## MATERIAL PROVIDED
- - - - - - -

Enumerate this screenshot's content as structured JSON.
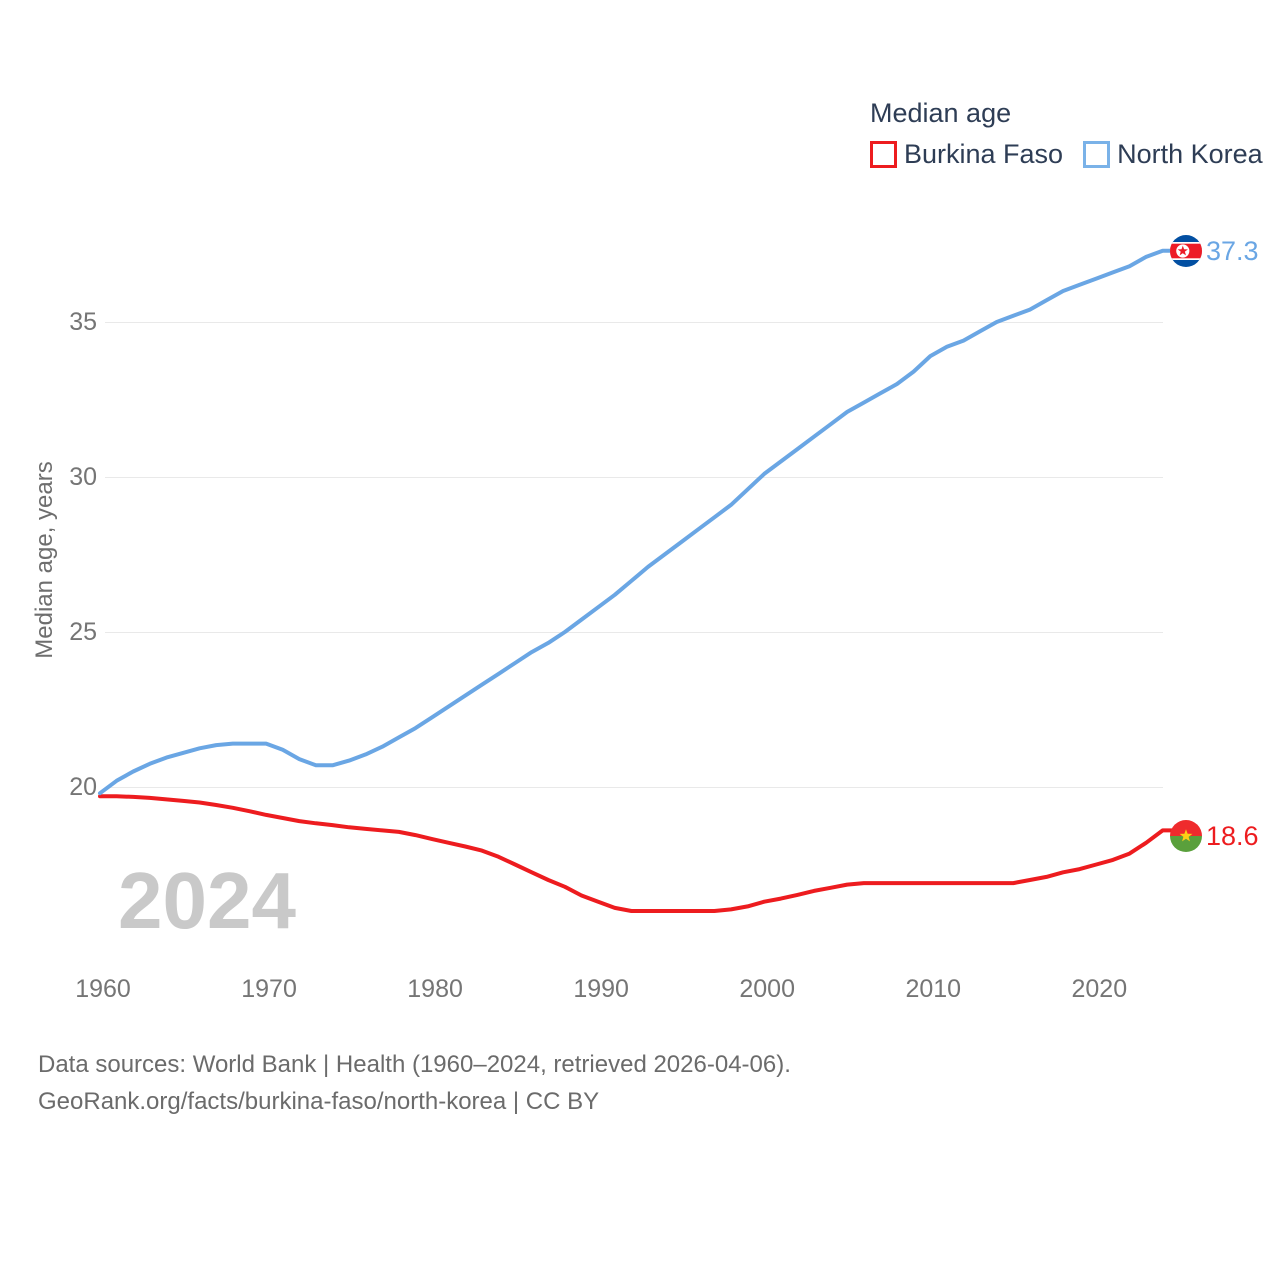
{
  "legend": {
    "title": "Median age",
    "items": [
      {
        "label": "Burkina Faso",
        "color": "#ed1c1f"
      },
      {
        "label": "North Korea",
        "color": "#7ab2e8"
      }
    ]
  },
  "axis": {
    "y_title": "Median age, years",
    "y_ticks": [
      20,
      25,
      30,
      35
    ],
    "x_ticks": [
      1960,
      1970,
      1980,
      1990,
      2000,
      2010,
      2020
    ]
  },
  "watermark": "2024",
  "end_labels": {
    "burkina_faso": {
      "value": "18.6",
      "color": "#ed1c1f"
    },
    "north_korea": {
      "value": "37.3",
      "color": "#6aa6e4"
    }
  },
  "flags": {
    "north_korea": {
      "name": "north-korea-flag",
      "blue": "#024FA2",
      "red": "#ED1C27",
      "white": "#ffffff"
    },
    "burkina_faso": {
      "name": "burkina-faso-flag",
      "red": "#EF2B2D",
      "green": "#5aa03c",
      "yellow": "#FCD116"
    }
  },
  "footer": {
    "line1": "Data sources: World Bank | Health (1960–2024, retrieved 2026-04-06).",
    "line2": "GeoRank.org/facts/burkina-faso/north-korea | CC BY"
  },
  "colors": {
    "burkina_faso_line": "#ed1c1f",
    "north_korea_line": "#6aa6e4",
    "gridline": "#e9e9e9",
    "tick_text": "#757575",
    "legend_text": "#2e3d55",
    "watermark": "#c9c9c9",
    "footer_text": "#6b6b6b"
  },
  "chart_data": {
    "type": "line",
    "title": "Median age",
    "xlabel": "",
    "ylabel": "Median age, years",
    "xlim": [
      1960,
      2024
    ],
    "ylim": [
      15.5,
      38
    ],
    "grid": "horizontal",
    "legend_position": "top-right",
    "x": [
      1960,
      1961,
      1962,
      1963,
      1964,
      1965,
      1966,
      1967,
      1968,
      1969,
      1970,
      1971,
      1972,
      1973,
      1974,
      1975,
      1976,
      1977,
      1978,
      1979,
      1980,
      1981,
      1982,
      1983,
      1984,
      1985,
      1986,
      1987,
      1988,
      1989,
      1990,
      1991,
      1992,
      1993,
      1994,
      1995,
      1996,
      1997,
      1998,
      1999,
      2000,
      2001,
      2002,
      2003,
      2004,
      2005,
      2006,
      2007,
      2008,
      2009,
      2010,
      2011,
      2012,
      2013,
      2014,
      2015,
      2016,
      2017,
      2018,
      2019,
      2020,
      2021,
      2022,
      2023,
      2024
    ],
    "series": [
      {
        "name": "Burkina Faso",
        "color": "#ed1c1f",
        "end_value": 18.6,
        "values": [
          19.7,
          19.7,
          19.68,
          19.65,
          19.6,
          19.55,
          19.5,
          19.42,
          19.33,
          19.22,
          19.1,
          19.0,
          18.9,
          18.83,
          18.77,
          18.7,
          18.65,
          18.6,
          18.55,
          18.45,
          18.32,
          18.2,
          18.08,
          17.95,
          17.75,
          17.5,
          17.25,
          17.0,
          16.78,
          16.5,
          16.3,
          16.1,
          16.0,
          16.0,
          16.0,
          16.0,
          16.0,
          16.0,
          16.05,
          16.15,
          16.3,
          16.4,
          16.52,
          16.65,
          16.75,
          16.85,
          16.9,
          16.9,
          16.9,
          16.9,
          16.9,
          16.9,
          16.9,
          16.9,
          16.9,
          16.9,
          17.0,
          17.1,
          17.25,
          17.35,
          17.5,
          17.65,
          17.85,
          18.2,
          18.6
        ]
      },
      {
        "name": "North Korea",
        "color": "#6aa6e4",
        "end_value": 37.3,
        "values": [
          19.8,
          20.2,
          20.5,
          20.75,
          20.95,
          21.1,
          21.25,
          21.35,
          21.4,
          21.4,
          21.4,
          21.2,
          20.9,
          20.7,
          20.7,
          20.85,
          21.05,
          21.3,
          21.6,
          21.9,
          22.25,
          22.6,
          22.95,
          23.3,
          23.65,
          24.0,
          24.35,
          24.65,
          25.0,
          25.4,
          25.8,
          26.2,
          26.65,
          27.1,
          27.5,
          27.9,
          28.3,
          28.7,
          29.1,
          29.6,
          30.1,
          30.5,
          30.9,
          31.3,
          31.7,
          32.1,
          32.4,
          32.7,
          33.0,
          33.4,
          33.9,
          34.2,
          34.4,
          34.7,
          35.0,
          35.2,
          35.4,
          35.7,
          36.0,
          36.2,
          36.4,
          36.6,
          36.8,
          37.1,
          37.3
        ]
      }
    ]
  }
}
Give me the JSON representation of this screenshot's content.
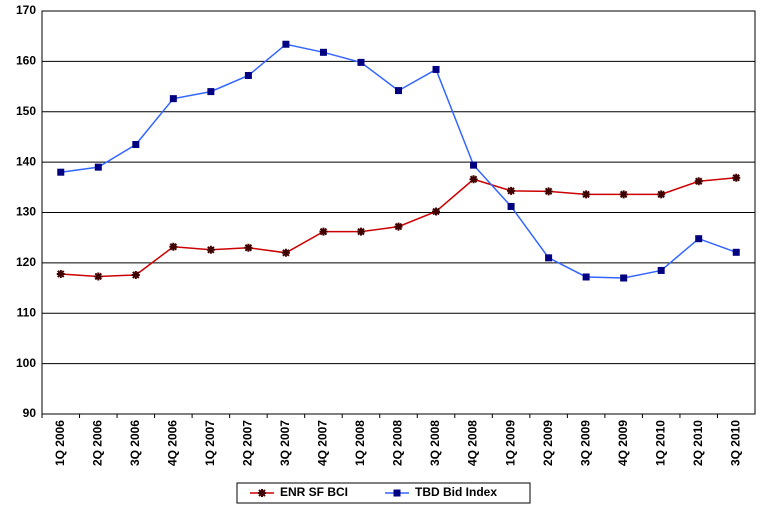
{
  "chart_data": {
    "type": "line",
    "categories": [
      "1Q 2006",
      "2Q 2006",
      "3Q 2006",
      "4Q 2006",
      "1Q 2007",
      "2Q 2007",
      "3Q 2007",
      "4Q 2007",
      "1Q 2008",
      "2Q 2008",
      "3Q 2008",
      "4Q 2008",
      "1Q 2009",
      "2Q 2009",
      "3Q 2009",
      "4Q 2009",
      "1Q 2010",
      "2Q 2010",
      "3Q 2010"
    ],
    "series": [
      {
        "name": "ENR SF BCI",
        "color": "#cc0000",
        "marker_color": "#400000",
        "values": [
          117.8,
          117.3,
          117.6,
          123.2,
          122.6,
          123.0,
          122.0,
          126.2,
          126.2,
          127.2,
          130.2,
          136.6,
          134.3,
          134.2,
          133.6,
          133.6,
          133.6,
          136.2,
          136.9
        ]
      },
      {
        "name": "TBD Bid Index",
        "color": "#3366ff",
        "marker_color": "#000080",
        "values": [
          138.0,
          139.0,
          143.5,
          152.6,
          154.0,
          157.2,
          163.4,
          161.8,
          159.8,
          154.2,
          158.4,
          139.4,
          131.2,
          121.0,
          117.2,
          117.0,
          118.5,
          124.8,
          122.1
        ]
      }
    ],
    "ylim": [
      90,
      170
    ],
    "yticks": [
      90,
      100,
      110,
      120,
      130,
      140,
      150,
      160,
      170
    ],
    "grid": true
  }
}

- - - - - - -

## YOUR GOAL
Using the material above, retype each entry exactly and omit the pictures.

## SOLUTION
Enumerate this screenshot's content as structured JSON.
{
  "legend": {
    "title": "Median age",
    "items": [
      {
        "label": "Burkina Faso",
        "color": "#ed1c1f"
      },
      {
        "label": "North Korea",
        "color": "#7ab2e8"
      }
    ]
  },
  "axis": {
    "y_title": "Median age, years",
    "y_ticks": [
      20,
      25,
      30,
      35
    ],
    "x_ticks": [
      1960,
      1970,
      1980,
      1990,
      2000,
      2010,
      2020
    ]
  },
  "watermark": "2024",
  "end_labels": {
    "burkina_faso": {
      "value": "18.6",
      "color": "#ed1c1f"
    },
    "north_korea": {
      "value": "37.3",
      "color": "#6aa6e4"
    }
  },
  "flags": {
    "north_korea": {
      "name": "north-korea-flag",
      "blue": "#024FA2",
      "red": "#ED1C27",
      "white": "#ffffff"
    },
    "burkina_faso": {
      "name": "burkina-faso-flag",
      "red": "#EF2B2D",
      "green": "#5aa03c",
      "yellow": "#FCD116"
    }
  },
  "footer": {
    "line1": "Data sources: World Bank | Health (1960–2024, retrieved 2026-04-06).",
    "line2": "GeoRank.org/facts/burkina-faso/north-korea | CC BY"
  },
  "colors": {
    "burkina_faso_line": "#ed1c1f",
    "north_korea_line": "#6aa6e4",
    "gridline": "#e9e9e9",
    "tick_text": "#757575",
    "legend_text": "#2e3d55",
    "watermark": "#c9c9c9",
    "footer_text": "#6b6b6b"
  },
  "chart_data": {
    "type": "line",
    "title": "Median age",
    "xlabel": "",
    "ylabel": "Median age, years",
    "xlim": [
      1960,
      2024
    ],
    "ylim": [
      15.5,
      38
    ],
    "grid": "horizontal",
    "legend_position": "top-right",
    "x": [
      1960,
      1961,
      1962,
      1963,
      1964,
      1965,
      1966,
      1967,
      1968,
      1969,
      1970,
      1971,
      1972,
      1973,
      1974,
      1975,
      1976,
      1977,
      1978,
      1979,
      1980,
      1981,
      1982,
      1983,
      1984,
      1985,
      1986,
      1987,
      1988,
      1989,
      1990,
      1991,
      1992,
      1993,
      1994,
      1995,
      1996,
      1997,
      1998,
      1999,
      2000,
      2001,
      2002,
      2003,
      2004,
      2005,
      2006,
      2007,
      2008,
      2009,
      2010,
      2011,
      2012,
      2013,
      2014,
      2015,
      2016,
      2017,
      2018,
      2019,
      2020,
      2021,
      2022,
      2023,
      2024
    ],
    "series": [
      {
        "name": "Burkina Faso",
        "color": "#ed1c1f",
        "end_value": 18.6,
        "values": [
          19.7,
          19.7,
          19.68,
          19.65,
          19.6,
          19.55,
          19.5,
          19.42,
          19.33,
          19.22,
          19.1,
          19.0,
          18.9,
          18.83,
          18.77,
          18.7,
          18.65,
          18.6,
          18.55,
          18.45,
          18.32,
          18.2,
          18.08,
          17.95,
          17.75,
          17.5,
          17.25,
          17.0,
          16.78,
          16.5,
          16.3,
          16.1,
          16.0,
          16.0,
          16.0,
          16.0,
          16.0,
          16.0,
          16.05,
          16.15,
          16.3,
          16.4,
          16.52,
          16.65,
          16.75,
          16.85,
          16.9,
          16.9,
          16.9,
          16.9,
          16.9,
          16.9,
          16.9,
          16.9,
          16.9,
          16.9,
          17.0,
          17.1,
          17.25,
          17.35,
          17.5,
          17.65,
          17.85,
          18.2,
          18.6
        ]
      },
      {
        "name": "North Korea",
        "color": "#6aa6e4",
        "end_value": 37.3,
        "values": [
          19.8,
          20.2,
          20.5,
          20.75,
          20.95,
          21.1,
          21.25,
          21.35,
          21.4,
          21.4,
          21.4,
          21.2,
          20.9,
          20.7,
          20.7,
          20.85,
          21.05,
          21.3,
          21.6,
          21.9,
          22.25,
          22.6,
          22.95,
          23.3,
          23.65,
          24.0,
          24.35,
          24.65,
          25.0,
          25.4,
          25.8,
          26.2,
          26.65,
          27.1,
          27.5,
          27.9,
          28.3,
          28.7,
          29.1,
          29.6,
          30.1,
          30.5,
          30.9,
          31.3,
          31.7,
          32.1,
          32.4,
          32.7,
          33.0,
          33.4,
          33.9,
          34.2,
          34.4,
          34.7,
          35.0,
          35.2,
          35.4,
          35.7,
          36.0,
          36.2,
          36.4,
          36.6,
          36.8,
          37.1,
          37.3
        ]
      }
    ]
  }
}
Give me the JSON representation of this screenshot's content.
{
  "chart_data": {
    "type": "line",
    "categories": [
      "1Q 2006",
      "2Q 2006",
      "3Q 2006",
      "4Q 2006",
      "1Q 2007",
      "2Q 2007",
      "3Q 2007",
      "4Q 2007",
      "1Q 2008",
      "2Q 2008",
      "3Q 2008",
      "4Q 2008",
      "1Q 2009",
      "2Q 2009",
      "3Q 2009",
      "4Q 2009",
      "1Q 2010",
      "2Q 2010",
      "3Q 2010"
    ],
    "series": [
      {
        "name": "ENR SF BCI",
        "color": "#cc0000",
        "marker_color": "#400000",
        "values": [
          117.8,
          117.3,
          117.6,
          123.2,
          122.6,
          123.0,
          122.0,
          126.2,
          126.2,
          127.2,
          130.2,
          136.6,
          134.3,
          134.2,
          133.6,
          133.6,
          133.6,
          136.2,
          136.9
        ]
      },
      {
        "name": "TBD Bid Index",
        "color": "#3366ff",
        "marker_color": "#000080",
        "values": [
          138.0,
          139.0,
          143.5,
          152.6,
          154.0,
          157.2,
          163.4,
          161.8,
          159.8,
          154.2,
          158.4,
          139.4,
          131.2,
          121.0,
          117.2,
          117.0,
          118.5,
          124.8,
          122.1
        ]
      }
    ],
    "ylim": [
      90,
      170
    ],
    "yticks": [
      90,
      100,
      110,
      120,
      130,
      140,
      150,
      160,
      170
    ],
    "grid": true
  }
}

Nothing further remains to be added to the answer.